**Problem requirements**
Extract all lines that hold the string "Varsel".

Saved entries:

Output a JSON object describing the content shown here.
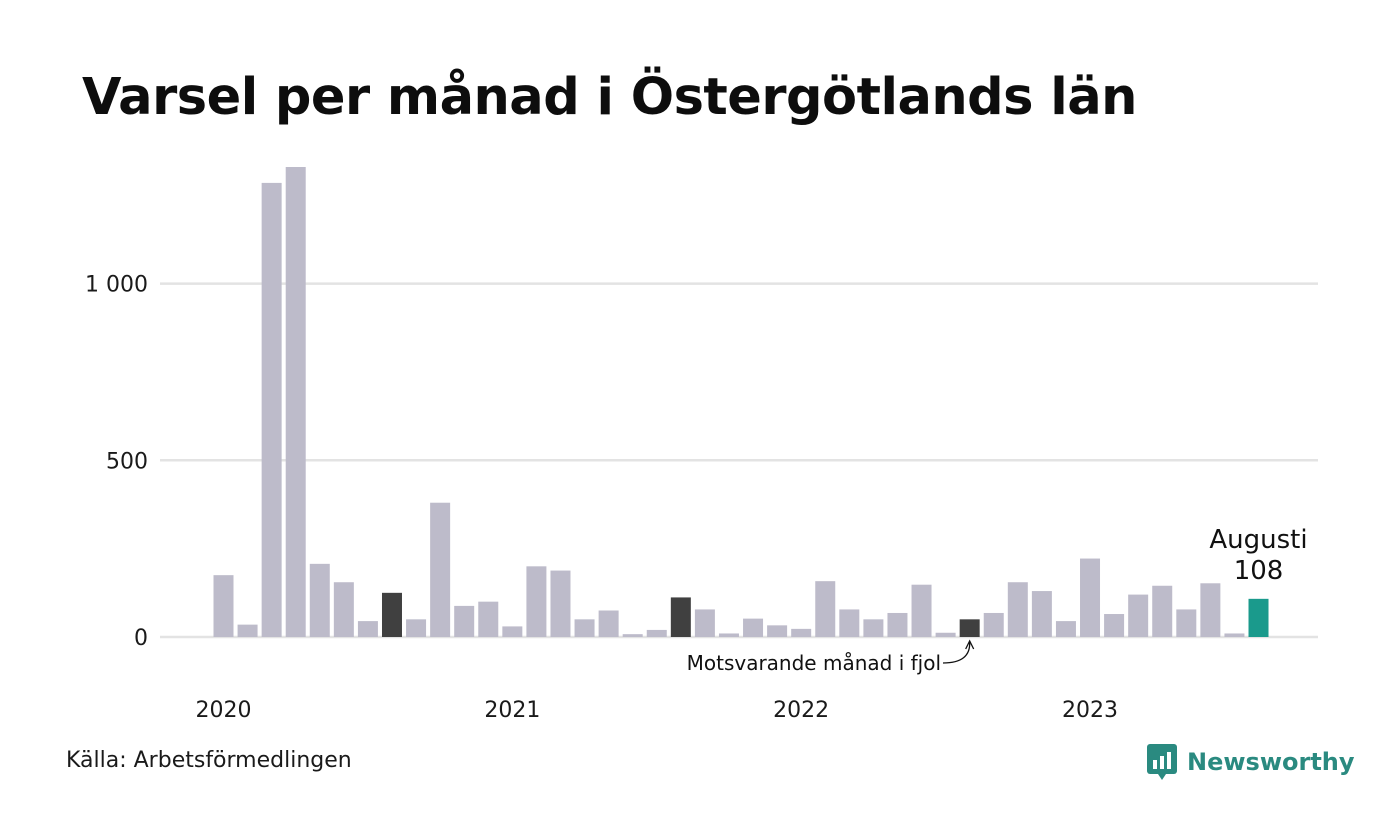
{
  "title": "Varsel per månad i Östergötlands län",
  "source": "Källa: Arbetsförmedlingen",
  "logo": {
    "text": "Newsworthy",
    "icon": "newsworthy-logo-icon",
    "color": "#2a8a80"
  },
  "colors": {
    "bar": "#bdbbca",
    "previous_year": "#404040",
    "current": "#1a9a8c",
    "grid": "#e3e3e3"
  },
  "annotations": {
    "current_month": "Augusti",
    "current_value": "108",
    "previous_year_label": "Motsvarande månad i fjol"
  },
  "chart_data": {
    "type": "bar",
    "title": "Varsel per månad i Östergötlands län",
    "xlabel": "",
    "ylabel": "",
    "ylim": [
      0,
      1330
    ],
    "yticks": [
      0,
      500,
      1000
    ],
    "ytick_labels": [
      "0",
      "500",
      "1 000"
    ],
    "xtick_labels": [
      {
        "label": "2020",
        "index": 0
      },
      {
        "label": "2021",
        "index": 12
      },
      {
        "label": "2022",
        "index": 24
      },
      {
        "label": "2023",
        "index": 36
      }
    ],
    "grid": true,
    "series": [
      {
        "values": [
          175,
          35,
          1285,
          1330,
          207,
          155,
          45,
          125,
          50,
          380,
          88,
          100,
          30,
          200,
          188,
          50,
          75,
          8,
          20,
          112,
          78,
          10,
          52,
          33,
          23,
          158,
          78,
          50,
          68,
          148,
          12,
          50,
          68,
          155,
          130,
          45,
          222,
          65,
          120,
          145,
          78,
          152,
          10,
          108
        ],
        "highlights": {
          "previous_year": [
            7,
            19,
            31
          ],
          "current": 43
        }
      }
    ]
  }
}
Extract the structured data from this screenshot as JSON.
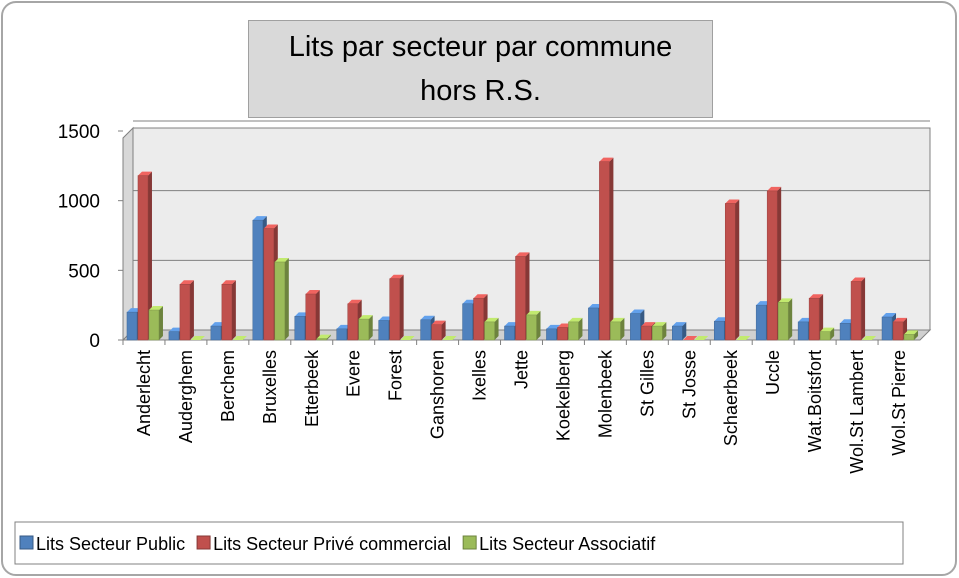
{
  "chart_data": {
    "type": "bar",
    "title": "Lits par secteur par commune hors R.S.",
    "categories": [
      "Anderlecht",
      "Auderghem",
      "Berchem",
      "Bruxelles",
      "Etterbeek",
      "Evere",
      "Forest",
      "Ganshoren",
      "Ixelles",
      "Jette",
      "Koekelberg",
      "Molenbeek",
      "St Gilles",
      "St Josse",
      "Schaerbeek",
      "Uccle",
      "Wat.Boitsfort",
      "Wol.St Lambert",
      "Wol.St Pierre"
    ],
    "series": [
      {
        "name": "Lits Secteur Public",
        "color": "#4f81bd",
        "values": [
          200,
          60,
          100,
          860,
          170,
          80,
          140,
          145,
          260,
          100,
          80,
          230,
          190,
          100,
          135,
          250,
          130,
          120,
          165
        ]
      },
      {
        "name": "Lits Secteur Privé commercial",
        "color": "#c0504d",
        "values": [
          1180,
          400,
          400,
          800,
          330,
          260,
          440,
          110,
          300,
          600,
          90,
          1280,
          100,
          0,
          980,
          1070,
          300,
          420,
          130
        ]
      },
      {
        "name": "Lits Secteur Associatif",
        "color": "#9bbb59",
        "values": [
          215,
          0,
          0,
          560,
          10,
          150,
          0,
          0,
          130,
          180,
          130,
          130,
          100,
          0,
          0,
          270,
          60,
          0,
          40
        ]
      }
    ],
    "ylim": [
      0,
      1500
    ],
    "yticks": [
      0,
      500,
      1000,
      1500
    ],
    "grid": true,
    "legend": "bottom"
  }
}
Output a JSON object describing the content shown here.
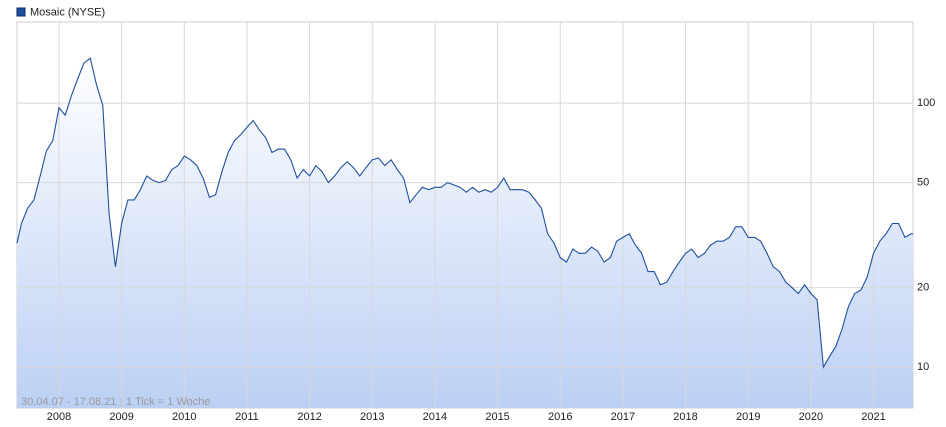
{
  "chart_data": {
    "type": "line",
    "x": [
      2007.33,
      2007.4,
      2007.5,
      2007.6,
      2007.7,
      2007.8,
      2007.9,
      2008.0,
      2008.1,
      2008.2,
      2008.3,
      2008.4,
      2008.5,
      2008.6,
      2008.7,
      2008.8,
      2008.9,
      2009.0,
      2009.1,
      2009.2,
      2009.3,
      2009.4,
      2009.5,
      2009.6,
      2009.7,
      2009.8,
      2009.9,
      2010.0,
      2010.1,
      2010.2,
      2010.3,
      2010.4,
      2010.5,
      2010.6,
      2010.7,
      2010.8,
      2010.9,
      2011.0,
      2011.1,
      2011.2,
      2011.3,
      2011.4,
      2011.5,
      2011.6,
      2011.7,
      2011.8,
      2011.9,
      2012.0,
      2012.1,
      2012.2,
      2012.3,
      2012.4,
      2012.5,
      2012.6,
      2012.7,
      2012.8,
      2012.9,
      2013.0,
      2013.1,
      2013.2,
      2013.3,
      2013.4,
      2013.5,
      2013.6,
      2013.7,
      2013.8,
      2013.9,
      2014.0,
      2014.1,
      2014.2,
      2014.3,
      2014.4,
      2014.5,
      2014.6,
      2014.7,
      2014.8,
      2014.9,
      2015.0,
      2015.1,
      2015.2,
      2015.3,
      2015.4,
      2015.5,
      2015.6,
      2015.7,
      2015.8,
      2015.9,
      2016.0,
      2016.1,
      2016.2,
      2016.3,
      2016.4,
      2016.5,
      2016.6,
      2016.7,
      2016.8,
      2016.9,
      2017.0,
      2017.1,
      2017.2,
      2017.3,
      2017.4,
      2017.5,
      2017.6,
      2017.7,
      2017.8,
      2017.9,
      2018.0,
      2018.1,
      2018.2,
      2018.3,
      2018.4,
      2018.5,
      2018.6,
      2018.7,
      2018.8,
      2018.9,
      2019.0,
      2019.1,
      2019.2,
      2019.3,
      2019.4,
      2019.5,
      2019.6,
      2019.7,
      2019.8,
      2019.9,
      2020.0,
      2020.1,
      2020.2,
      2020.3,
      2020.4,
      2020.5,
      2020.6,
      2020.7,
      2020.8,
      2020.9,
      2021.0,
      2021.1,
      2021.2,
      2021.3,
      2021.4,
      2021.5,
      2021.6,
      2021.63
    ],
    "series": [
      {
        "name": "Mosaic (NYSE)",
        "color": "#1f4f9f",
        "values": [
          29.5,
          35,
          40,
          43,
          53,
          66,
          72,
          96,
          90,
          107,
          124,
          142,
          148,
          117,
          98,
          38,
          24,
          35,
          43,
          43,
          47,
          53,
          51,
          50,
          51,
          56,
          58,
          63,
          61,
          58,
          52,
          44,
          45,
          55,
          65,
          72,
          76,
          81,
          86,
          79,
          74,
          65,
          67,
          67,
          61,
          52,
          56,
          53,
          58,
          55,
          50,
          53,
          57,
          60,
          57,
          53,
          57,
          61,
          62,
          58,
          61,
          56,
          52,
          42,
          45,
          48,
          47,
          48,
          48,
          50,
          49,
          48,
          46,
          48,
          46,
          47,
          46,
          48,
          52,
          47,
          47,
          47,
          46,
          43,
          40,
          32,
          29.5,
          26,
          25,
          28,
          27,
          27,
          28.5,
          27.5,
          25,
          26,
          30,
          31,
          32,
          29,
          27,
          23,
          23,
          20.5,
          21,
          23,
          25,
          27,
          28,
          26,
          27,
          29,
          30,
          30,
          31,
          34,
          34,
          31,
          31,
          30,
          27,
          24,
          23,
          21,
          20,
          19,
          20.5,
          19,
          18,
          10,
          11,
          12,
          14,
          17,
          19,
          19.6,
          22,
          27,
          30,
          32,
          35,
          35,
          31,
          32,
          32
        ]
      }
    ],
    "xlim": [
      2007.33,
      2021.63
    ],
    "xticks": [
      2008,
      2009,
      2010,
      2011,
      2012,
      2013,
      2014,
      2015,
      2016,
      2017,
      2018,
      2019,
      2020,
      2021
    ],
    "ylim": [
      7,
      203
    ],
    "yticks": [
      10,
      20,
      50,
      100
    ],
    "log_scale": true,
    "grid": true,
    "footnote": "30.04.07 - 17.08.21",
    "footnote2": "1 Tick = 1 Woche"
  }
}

**Complete answer**
  "title": "Varsel per månad i Östergötlands län",
    "title": "Varsel per månad i Östergötlands län",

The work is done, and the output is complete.